GIVEN REQUEST -
Find the lines holding "newly" and copy them.

EXERCISE DATA -
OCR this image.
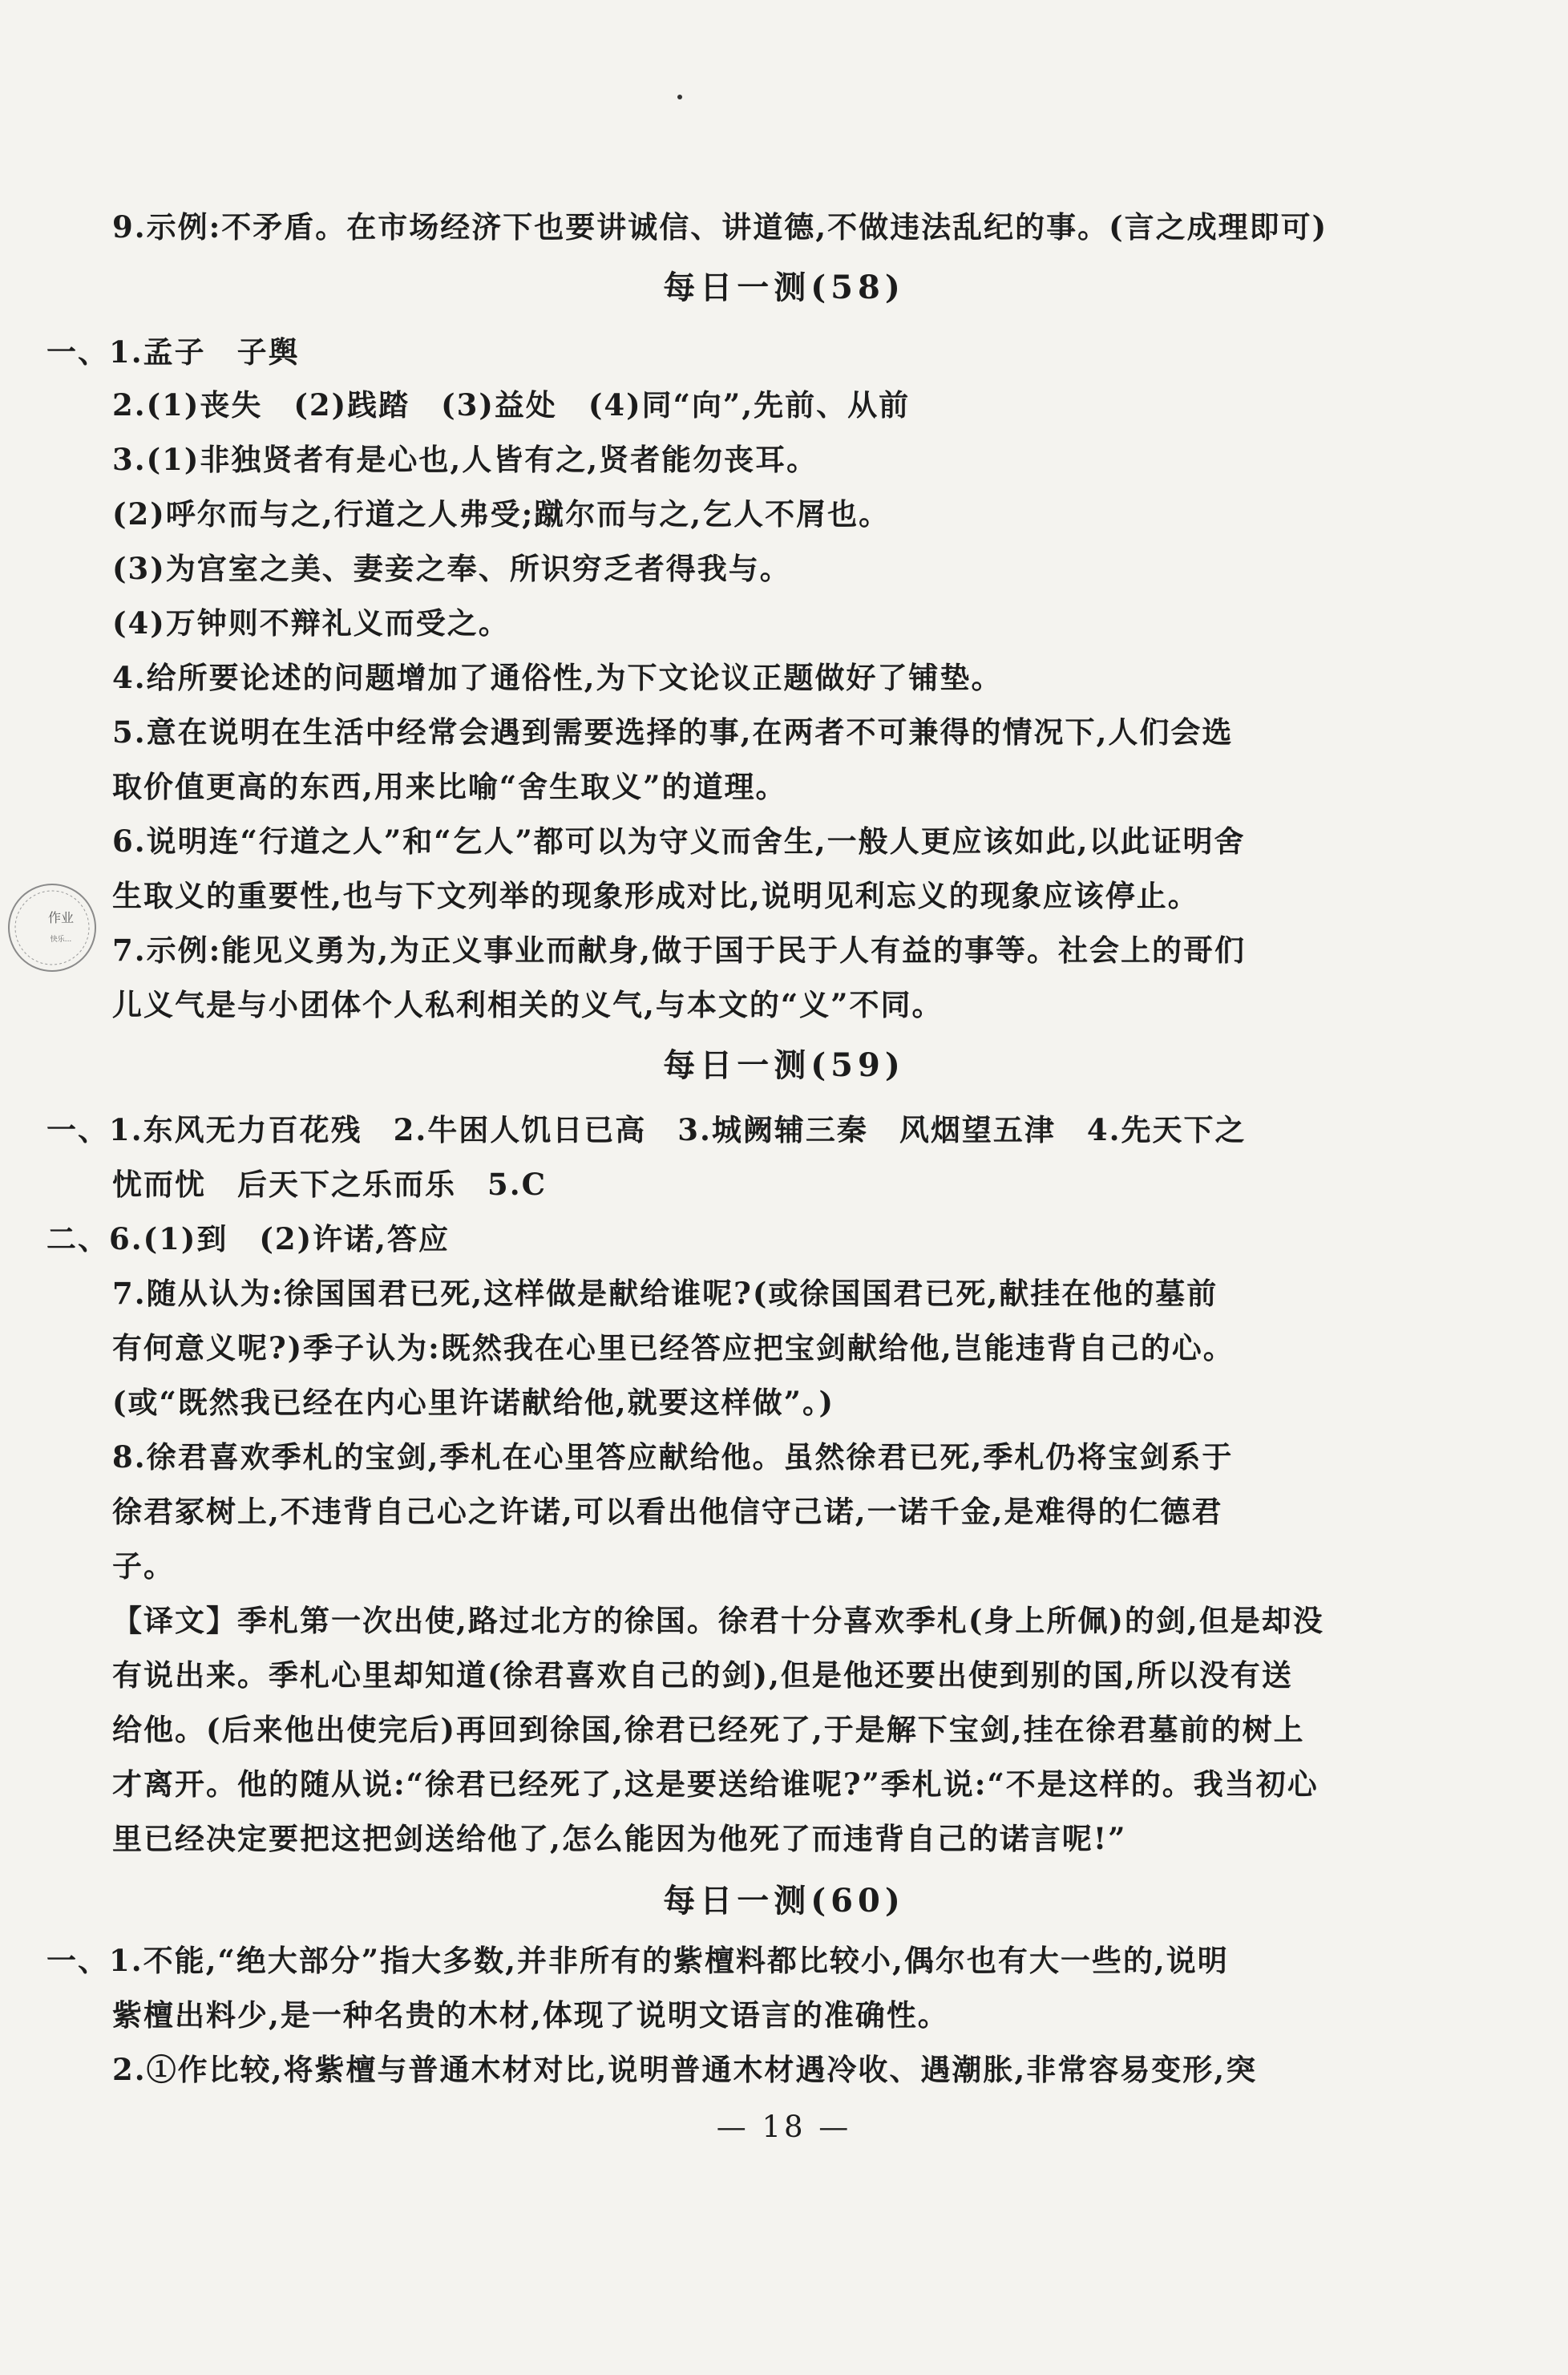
作业
快乐...
9.示例:不矛盾。在市场经济下也要讲诚信、讲道德,不做违法乱纪的事。(言之成理即可)
每日一测(58)
一、1.孟子　子舆
2.(1)丧失　(2)践踏　(3)益处　(4)同“向”,先前、从前
3.(1)非独贤者有是心也,人皆有之,贤者能勿丧耳。
(2)呼尔而与之,行道之人弗受;蹴尔而与之,乞人不屑也。
(3)为宫室之美、妻妾之奉、所识穷乏者得我与。
(4)万钟则不辩礼义而受之。
4.给所要论述的问题增加了通俗性,为下文论议正题做好了铺垫。
5.意在说明在生活中经常会遇到需要选择的事,在两者不可兼得的情况下,人们会选
取价值更高的东西,用来比喻“舍生取义”的道理。
6.说明连“行道之人”和“乞人”都可以为守义而舍生,一般人更应该如此,以此证明舍
生取义的重要性,也与下文列举的现象形成对比,说明见利忘义的现象应该停止。
7.示例:能见义勇为,为正义事业而献身,做于国于民于人有益的事等。社会上的哥们
儿义气是与小团体个人私利相关的义气,与本文的“义”不同。
每日一测(59)
一、1.东风无力百花残　2.牛困人饥日已高　3.城阙辅三秦　风烟望五津　4.先天下之
忧而忧　后天下之乐而乐　5.C
二、6.(1)到　(2)许诺,答应
7.随从认为:徐国国君已死,这样做是献给谁呢?(或徐国国君已死,献挂在他的墓前
有何意义呢?)季子认为:既然我在心里已经答应把宝剑献给他,岂能违背自己的心。
(或“既然我已经在内心里许诺献给他,就要这样做”。)
8.徐君喜欢季札的宝剑,季札在心里答应献给他。虽然徐君已死,季札仍将宝剑系于
徐君冢树上,不违背自己心之许诺,可以看出他信守己诺,一诺千金,是难得的仁德君
子。
【译文】季札第一次出使,路过北方的徐国。徐君十分喜欢季札(身上所佩)的剑,但是却没
有说出来。季札心里却知道(徐君喜欢自己的剑),但是他还要出使到别的国,所以没有送
给他。(后来他出使完后)再回到徐国,徐君已经死了,于是解下宝剑,挂在徐君墓前的树上
才离开。他的随从说:“徐君已经死了,这是要送给谁呢?”季札说:“不是这样的。我当初心
里已经决定要把这把剑送给他了,怎么能因为他死了而违背自己的诺言呢!”
每日一测(60)
一、1.不能,“绝大部分”指大多数,并非所有的紫檀料都比较小,偶尔也有大一些的,说明
紫檀出料少,是一种名贵的木材,体现了说明文语言的准确性。
2.①作比较,将紫檀与普通木材对比,说明普通木材遇冷收、遇潮胀,非常容易变形,突
— 18 —
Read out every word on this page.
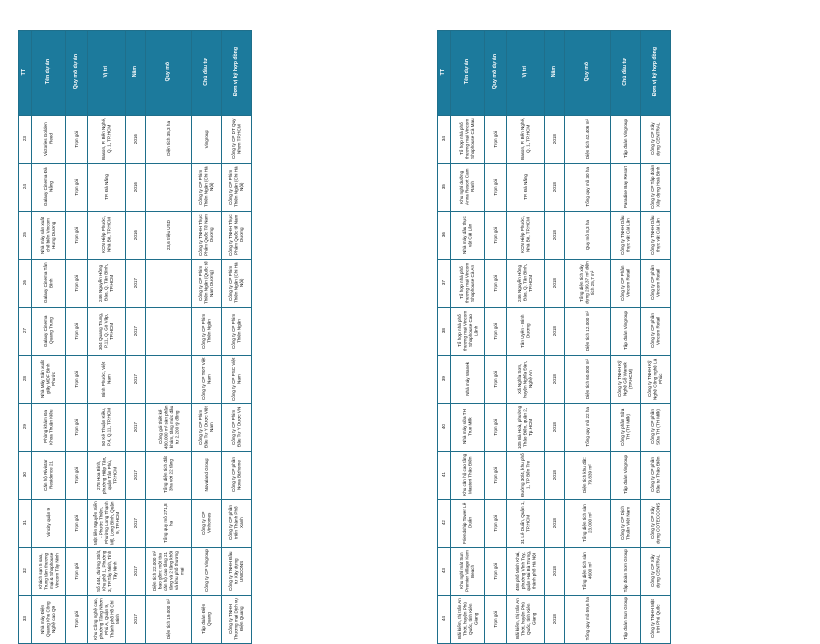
TT	Tên dự án	Quy mô dự án	Vị trí	Năm	Quy mô	Chủ đầu tư	Đơn vị ký hợp đồng
23	Victories Golden Reed	Trọn gói	Bason, P. Bến Nghé, Q. 1, TP.HCM	2016	Diện tích 35,3 ha	Vingroup	Công ty CP DT Quy Nhơn TP.HCM
24	Galaxy Cinema Đà Nẵng	Trọn gói	TP. Đà Nẵng	2016		Công ty CP Phim Thiên Ngân (Chi Hà Nội)	Công ty CP Phim Thiên Ngân (Chi Hà Nội)
25	Nhà máy sản xuất chế biến Vincom Hưng Dương	Trọn gói	KCN Hiệp Phước, Nhà Bè, TP.HCM	2016	23,6 triệu USD	Công ty TNHH Thực Phẩm Quốc Tế Nam Dương	Công ty TNHH Thực Phẩm Quốc tế Nam Dương
26	Galaxy Cinema Tân Bình	Trọn gói	246 Nguyễn Hồng Đào, Q. Tân Bình, TP.HCM	2017		Công ty CP Phim Thiên Ngân (Quốc tế Nam Dương)	Công ty CP Phim Thiên Ngân (Chi Hà Nội)
27	Galaxy Cinema Quang Trung	Trọn gói	304 Quang Trung, P.11, Q. Gò Vấp, TP.HCM	2017		Công ty CP Phim Thiên Ngân	Công ty CP Phim Thiên Ngân
28	Nhà Máy Sản xuất giấy MDF Bình Phước	Trọn gói	Bình Phước, Việt Nam	2017		Công ty CP TĐT Việt Nam	Công ty CP PSC Việt Nam
29	Phòng khám Đa Khoa Thuận Kiều	Trọn gói	50 Kê Thuận Kiều, P.4, Q.11, TP.HCM	2017	Công gói thiết kế 480.000 m² sàn phần khám, tăng mức đầu tư 2.200 tỷ đồng	Công ty CP Phim Đầu Tư Y Dược Việt Nam	Công ty CP Phim Đầu Tư Y Dược VN
30	Căn hộ Rivistar Residence 21	Trọn gói	278 Hoa Bình, phường Hiệp Tân, quận Tân Phú, TP.HCM	2017	Tổng diện tích đất 3ha với 22 tầng	Novaland Group	Công ty CP phần Nova Bizhome
31	Vincity quận 9	Trọn gói	Một liền Nguyễn Xiển - Phước Thiện, Phường Long Thạnh Mỹ, Long Bình, Quận 9, TP.HCM	2017	Tổng quy mô 271,8 ha	Công ty CP Vinhomes	Công ty CP phần triển Thành Phố Xanh
32	Khách sạn 5 sao, Trung tâm thương mại & Shophouse Vincom Tây Ninh	Trọn gói	Số 444, đường 30/4, Khu phố 1, Phường 3, TP.Tây Ninh, Tỉnh Tây Ninh	2017	Diện tích 22.000 m² bao gồm: một tòa căn hộ cao tầng 21 tầng và 2 tầng khối và khu phố thương mại	Công ty CP Vingroup	Công ty TNHH Đầu tư Xây dựng UNICONS
33	Nhà máy Điện Quang Khu Công Nghệ cao Q9	Trọn gói	Khu Công nghệ cao, phường Tăng Nhơn Phú A, Quận 9, Thành phố Hồ Chí Minh	2017	Diện tích 19.000 m²	Tập đoàn Điện Quang	Công ty TNHH Thương mại Dịch vụ Điện Quang
TT	Tên dự án	Quy mô dự án	Vị trí	Năm	Quy mô	Chủ đầu tư	Đơn vị ký hợp đồng
34	Tổ hợp nhà phố thương mại Vincom Shophouse Cà Mau	Trọn gói	Bason, P. Bến Nghé, Q. 1, TP.HCM	2018	Diện tích 42.406 m²	Tập đoàn Vingroup	Công ty CP Xây dựng CENTRAL
35	Khu nghỉ dưỡng Anna Resort Cam Ranh	Trọn gói	TP. Đà Nẵng	2018	Tổng quy mô 30 ha	Paradise Bay Resort	Công ty CP Tập đoàn Xây dựng Hoà Bình
36	Nhà máy dầu thực vật Cái Lân	Trọn gói	KCN Hiệp Phước, Nhà Bè, TP.HCM	2018	Quy mô 8,3 ha	Công ty TNHH Dầu thực vật Cái Lân	Công ty TNHH Dầu thực vật Cái Lân
37	Tổ hợp nhà phố thương mại Vincom Shophouse Cà An	Trọn gói	246 Nguyễn Hồng Đào, Q. Tân Bình, TP.HCM	2018	Tổng diện tích xây dựng 299,37 m² diện tích 25,7 m²	Công ty CP Phần Vincom Retail	Công ty CP phần Vincom Retail
38	Tổ hợp nhà phố thương mại Vincom Shophouse Cao Lãnh	Trọn gói	Tân Uyên - Bình Dương	2018	Diện tích 12.000 m²	Tập đoàn Vingroup	Công ty CP phần Vincom Retail
39	Nhà máy Wanek	Trọn gói	Xã Nghĩa Sơn, huyện Nghĩa Đàn, Nghệ An	2018	Diện tích 60.000 m²	Công ty TNHH Kỹ Nghệ Gỗ Wanek (TP.HCM)	Công ty TNHH Kỹ Nghệ Công nghệ Lá Phúc
40	Nhà máy sữa TH True Milk	Trọn gói	105 Bà Hoà, phường Thảo Điền, quận 2, Tp.HCM	2018	Tổng quy mô 22 ha	Công ty phần Sữa TH (TH Milk)	Công ty CP phần Sữa TH (TH Milk)
41	Khu căn hộ cao tầng Masteri Thảo Điền	Trọn gói	Đường 30/4, khu phố 1, TP Bến Tre	2018	Diện tích khu đất: 79.839 m²	Tập đoàn Vingroup	Công ty CP phần Đầu tư Thảo Điền
42	Friendship Tower Lê Duẩn	Trọn gói	31 Lê Duẩn, Quận 1, TP.HCM	2018	Tổng diện tích sàn 23.000 m²	Công ty CP Dịch Thuần Việt Nam	Công ty CP Xây dựng COTECCONS
43	Khu nghỉ mát Sun Premier Village Kem Beach	Trọn gói	458 phố Minh Khai, phường Vĩnh Tuy, quận Hai Bà Trưng, thành phố Hà Nội	2018	Tổng diện tích sàn 4600 m²	Tập đoàn Sơn Group	Công ty CP Xây dựng CENTRAL
44	Bãi kiểm, thị trấn An Thới, huyện Phú Quốc, tỉnh Kiên Giang	Trọn gói	Bãi kiểm, thị trấn An Thới, huyện Phú Quốc, tỉnh Kiên Giang	2018	Tổng quy mô 59,6 ha	Tập đoàn Sun Group	Công ty TNHH Mặt trời Phú Quốc
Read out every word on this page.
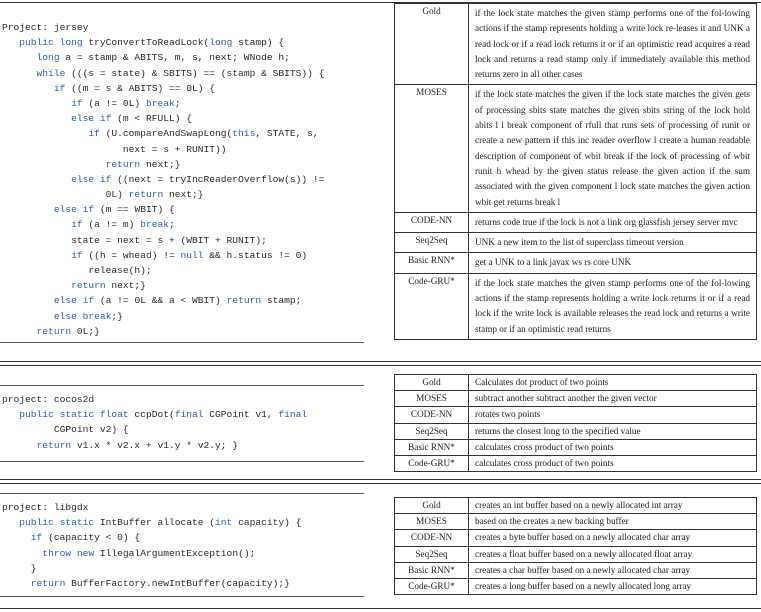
Project: jersey
public long tryConvertToReadLock(long stamp) {
long a = stamp & ABITS, m, s, next; WNode h;
while (((s = state) & SBITS) == (stamp & SBITS)) {
if ((m = s & ABITS) == 0L) {
if (a != 0L) break;
else if (m < RFULL) {
if (U.compareAndSwapLong(this, STATE, s,
next = s + RUNIT))
return next;}
else if ((next = tryIncReaderOverflow(s)) !=
0L) return next;}
else if (m == WBIT) {
if (a != m) break;
state = next = s + (WBIT + RUNIT);
if ((h = whead) != null && h.status != 0)
release(h);
return next;}
else if (a != 0L && a < WBIT) return stamp;
else break;}
return 0L;}
Gold	if the lock state matches the given stamp performs one of the fol-lowing actions if the stamp represents holding a write lock re-leases it and UNK a read lock or if a read lock returns it or if an optimistic read acquires a read lock and returns a read stamp only if immediately available this method returns zero in all other cases
MOSES	if the lock state matches the given if the lock state matches the given gets of processing sbits state matches the given sbits string of the lock hold abits l l break component of rfull that runs sets of processing of runit or create a new pattern if this inc reader overflow l create a human readable description of component of wbit break if the lock of processing of wbit runit h whead by the given status release the given action if the sum associated with the given component l lock state matches the given action wbit get returns break l
CODE-NN	returns code true if the lock is not a link org glassfish jersey server mvc
Seq2Seq	UNK a new item to the list of superclass timeout version
Basic RNN*	get a UNK to a link javax ws rs core UNK
Code-GRU*	if the lock state matches the given stamp performs one of the fol-lowing actions if the stamp represents holding a write lock returns it or if a read lock if the write lock is available releases the read lock and returns a write stamp or if an optimistic read returns
project: cocos2d
public static float ccpDot(final CGPoint v1, final
CGPoint v2) {
return v1.x * v2.x + v1.y * v2.y; }
Gold	Calculates dot product of two points
MOSES	subtract another subtract another the given vector
CODE-NN	rotates two points
Seq2Seq	returns the closest long to the specified value
Basic RNN*	calculates cross product of two points
Code-GRU*	calculates cross product of two points
project: libgdx
public static IntBuffer allocate (int capacity) {
if (capacity < 0) {
throw new IllegalArgumentException();
}
return BufferFactory.newIntBuffer(capacity);}
Gold	creates an int buffer based on a newly allocated int array
MOSES	based on the creates a new backing buffer
CODE-NN	creates a byte buffer based on a newly allocated char array
Seq2Seq	creates a float buffer based on a newly allocated float array
Basic RNN*	creates a char buffer based on a newly allocated char array
Code-GRU*	creates a long buffer based on a newly allocated long array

ANSWER BELOW -
Gold	creates an int buffer based on a newly allocated int array
CODE-NN	creates a byte buffer based on a newly allocated char array
Seq2Seq	creates a float buffer based on a newly allocated float array
Basic RNN*	creates a char buffer based on a newly allocated char array
Code-GRU*	creates a long buffer based on a newly allocated long array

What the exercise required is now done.